Supplied material |
_ _ _ _ _
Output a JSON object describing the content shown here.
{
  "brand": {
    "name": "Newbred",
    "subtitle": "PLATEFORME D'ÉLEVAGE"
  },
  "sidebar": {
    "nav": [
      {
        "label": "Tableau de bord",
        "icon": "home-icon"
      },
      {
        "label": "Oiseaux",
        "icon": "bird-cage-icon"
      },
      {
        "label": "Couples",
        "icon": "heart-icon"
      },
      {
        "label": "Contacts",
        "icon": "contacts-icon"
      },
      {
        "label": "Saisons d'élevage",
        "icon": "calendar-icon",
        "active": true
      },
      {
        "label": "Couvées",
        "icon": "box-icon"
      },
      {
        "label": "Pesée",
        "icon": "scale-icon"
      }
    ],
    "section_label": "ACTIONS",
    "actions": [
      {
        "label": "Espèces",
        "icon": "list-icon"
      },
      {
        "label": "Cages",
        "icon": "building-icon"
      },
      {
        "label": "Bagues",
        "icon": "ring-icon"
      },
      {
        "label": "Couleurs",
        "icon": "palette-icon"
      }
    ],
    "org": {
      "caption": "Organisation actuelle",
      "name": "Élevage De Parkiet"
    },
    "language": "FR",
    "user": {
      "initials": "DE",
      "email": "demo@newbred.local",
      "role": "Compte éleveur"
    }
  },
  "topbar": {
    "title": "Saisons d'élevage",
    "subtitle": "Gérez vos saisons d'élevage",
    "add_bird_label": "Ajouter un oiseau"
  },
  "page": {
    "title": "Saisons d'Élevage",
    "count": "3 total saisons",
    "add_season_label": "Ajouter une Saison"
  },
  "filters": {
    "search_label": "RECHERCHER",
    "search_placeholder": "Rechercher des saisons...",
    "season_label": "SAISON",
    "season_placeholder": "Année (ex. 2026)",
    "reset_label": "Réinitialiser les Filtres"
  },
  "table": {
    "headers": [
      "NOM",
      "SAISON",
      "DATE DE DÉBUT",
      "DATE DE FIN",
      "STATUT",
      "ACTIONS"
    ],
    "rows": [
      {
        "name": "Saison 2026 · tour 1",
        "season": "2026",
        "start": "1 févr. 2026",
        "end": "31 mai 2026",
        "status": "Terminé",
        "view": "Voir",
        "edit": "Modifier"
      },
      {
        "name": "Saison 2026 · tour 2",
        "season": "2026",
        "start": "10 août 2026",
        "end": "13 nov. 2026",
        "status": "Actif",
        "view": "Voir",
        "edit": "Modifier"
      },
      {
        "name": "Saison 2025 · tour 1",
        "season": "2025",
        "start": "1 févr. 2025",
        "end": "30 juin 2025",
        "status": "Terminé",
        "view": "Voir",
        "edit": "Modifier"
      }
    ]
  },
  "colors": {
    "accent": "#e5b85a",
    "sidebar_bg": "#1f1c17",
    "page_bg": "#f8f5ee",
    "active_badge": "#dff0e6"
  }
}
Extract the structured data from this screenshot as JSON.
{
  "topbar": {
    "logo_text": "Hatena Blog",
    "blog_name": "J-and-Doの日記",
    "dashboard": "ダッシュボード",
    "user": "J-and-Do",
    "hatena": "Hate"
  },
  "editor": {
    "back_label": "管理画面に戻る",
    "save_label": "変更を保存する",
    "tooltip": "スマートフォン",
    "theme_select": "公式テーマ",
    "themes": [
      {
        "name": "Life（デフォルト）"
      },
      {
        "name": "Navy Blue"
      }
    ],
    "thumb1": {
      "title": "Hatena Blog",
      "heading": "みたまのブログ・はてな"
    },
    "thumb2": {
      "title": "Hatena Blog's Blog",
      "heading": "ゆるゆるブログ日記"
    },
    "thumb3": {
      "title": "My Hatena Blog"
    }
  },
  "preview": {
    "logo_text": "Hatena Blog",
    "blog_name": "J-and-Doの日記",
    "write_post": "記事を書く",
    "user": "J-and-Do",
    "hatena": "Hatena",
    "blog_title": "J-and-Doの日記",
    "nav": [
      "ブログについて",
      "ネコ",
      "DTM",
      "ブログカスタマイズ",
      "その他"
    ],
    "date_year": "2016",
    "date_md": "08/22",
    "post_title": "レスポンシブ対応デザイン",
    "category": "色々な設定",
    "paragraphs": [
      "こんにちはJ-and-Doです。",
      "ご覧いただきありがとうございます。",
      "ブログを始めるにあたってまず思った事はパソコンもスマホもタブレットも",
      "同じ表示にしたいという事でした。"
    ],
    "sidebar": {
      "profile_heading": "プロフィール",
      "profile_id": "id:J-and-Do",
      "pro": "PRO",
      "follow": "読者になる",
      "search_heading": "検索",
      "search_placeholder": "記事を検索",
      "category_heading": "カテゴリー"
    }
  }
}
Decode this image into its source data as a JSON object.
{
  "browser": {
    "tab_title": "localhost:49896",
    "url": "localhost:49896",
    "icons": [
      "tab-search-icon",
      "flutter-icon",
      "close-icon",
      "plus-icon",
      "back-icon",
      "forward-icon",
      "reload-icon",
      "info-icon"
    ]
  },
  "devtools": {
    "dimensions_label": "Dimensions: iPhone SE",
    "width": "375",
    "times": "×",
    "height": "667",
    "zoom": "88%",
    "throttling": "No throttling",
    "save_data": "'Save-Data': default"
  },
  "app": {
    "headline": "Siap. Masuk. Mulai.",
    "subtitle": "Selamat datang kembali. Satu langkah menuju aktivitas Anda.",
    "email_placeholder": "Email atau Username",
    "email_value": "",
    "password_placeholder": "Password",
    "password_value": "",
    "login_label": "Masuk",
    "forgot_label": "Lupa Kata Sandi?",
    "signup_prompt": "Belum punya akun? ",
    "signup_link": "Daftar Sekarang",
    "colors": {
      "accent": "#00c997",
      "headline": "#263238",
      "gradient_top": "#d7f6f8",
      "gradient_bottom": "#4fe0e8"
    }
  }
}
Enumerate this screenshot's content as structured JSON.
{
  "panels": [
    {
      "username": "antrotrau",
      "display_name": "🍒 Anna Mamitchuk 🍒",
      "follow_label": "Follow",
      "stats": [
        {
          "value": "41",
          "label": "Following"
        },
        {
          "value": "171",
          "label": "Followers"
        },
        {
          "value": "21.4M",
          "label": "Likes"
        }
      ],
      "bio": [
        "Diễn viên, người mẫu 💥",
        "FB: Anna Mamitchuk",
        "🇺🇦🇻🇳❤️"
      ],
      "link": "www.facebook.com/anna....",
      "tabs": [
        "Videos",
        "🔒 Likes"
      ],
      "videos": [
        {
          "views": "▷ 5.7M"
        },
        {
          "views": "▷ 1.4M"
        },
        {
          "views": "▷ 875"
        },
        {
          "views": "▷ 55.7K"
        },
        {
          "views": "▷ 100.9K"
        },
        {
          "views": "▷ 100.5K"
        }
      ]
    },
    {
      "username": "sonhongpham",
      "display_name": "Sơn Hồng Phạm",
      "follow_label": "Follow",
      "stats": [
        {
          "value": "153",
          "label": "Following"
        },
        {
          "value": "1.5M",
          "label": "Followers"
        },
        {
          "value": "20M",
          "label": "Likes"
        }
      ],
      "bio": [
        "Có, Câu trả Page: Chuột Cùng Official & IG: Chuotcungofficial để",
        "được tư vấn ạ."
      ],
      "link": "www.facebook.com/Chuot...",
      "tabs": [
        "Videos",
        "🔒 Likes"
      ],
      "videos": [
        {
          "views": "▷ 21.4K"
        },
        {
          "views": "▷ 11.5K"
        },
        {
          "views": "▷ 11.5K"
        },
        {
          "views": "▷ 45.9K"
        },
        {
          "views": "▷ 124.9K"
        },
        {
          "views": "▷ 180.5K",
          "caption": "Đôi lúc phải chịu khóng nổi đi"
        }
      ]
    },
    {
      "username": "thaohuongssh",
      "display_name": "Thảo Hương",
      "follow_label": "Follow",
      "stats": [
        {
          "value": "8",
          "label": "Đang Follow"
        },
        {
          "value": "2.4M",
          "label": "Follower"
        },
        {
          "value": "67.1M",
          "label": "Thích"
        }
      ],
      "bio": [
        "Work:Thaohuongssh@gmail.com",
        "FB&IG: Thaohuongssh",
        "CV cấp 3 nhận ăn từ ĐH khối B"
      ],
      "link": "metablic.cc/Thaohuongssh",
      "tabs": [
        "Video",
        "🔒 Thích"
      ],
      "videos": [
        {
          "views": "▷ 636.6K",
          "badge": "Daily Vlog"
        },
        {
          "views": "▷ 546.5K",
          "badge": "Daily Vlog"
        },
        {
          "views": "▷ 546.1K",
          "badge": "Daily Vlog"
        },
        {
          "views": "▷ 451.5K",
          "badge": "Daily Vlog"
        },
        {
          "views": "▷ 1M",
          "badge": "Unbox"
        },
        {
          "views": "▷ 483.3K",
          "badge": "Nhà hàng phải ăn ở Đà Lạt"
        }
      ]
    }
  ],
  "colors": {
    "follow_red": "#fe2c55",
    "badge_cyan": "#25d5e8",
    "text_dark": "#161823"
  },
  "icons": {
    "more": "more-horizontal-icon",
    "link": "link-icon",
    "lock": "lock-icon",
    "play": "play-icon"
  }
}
_ _ _ _ _
Given task | Identify each line of the material where the word "phải" shows up, and copy it.

Solution for this task |
          "caption": "Đôi lúc phải chịu khóng nổi đi"
          "badge": "Nhà hàng phải ăn ở Đà Lạt"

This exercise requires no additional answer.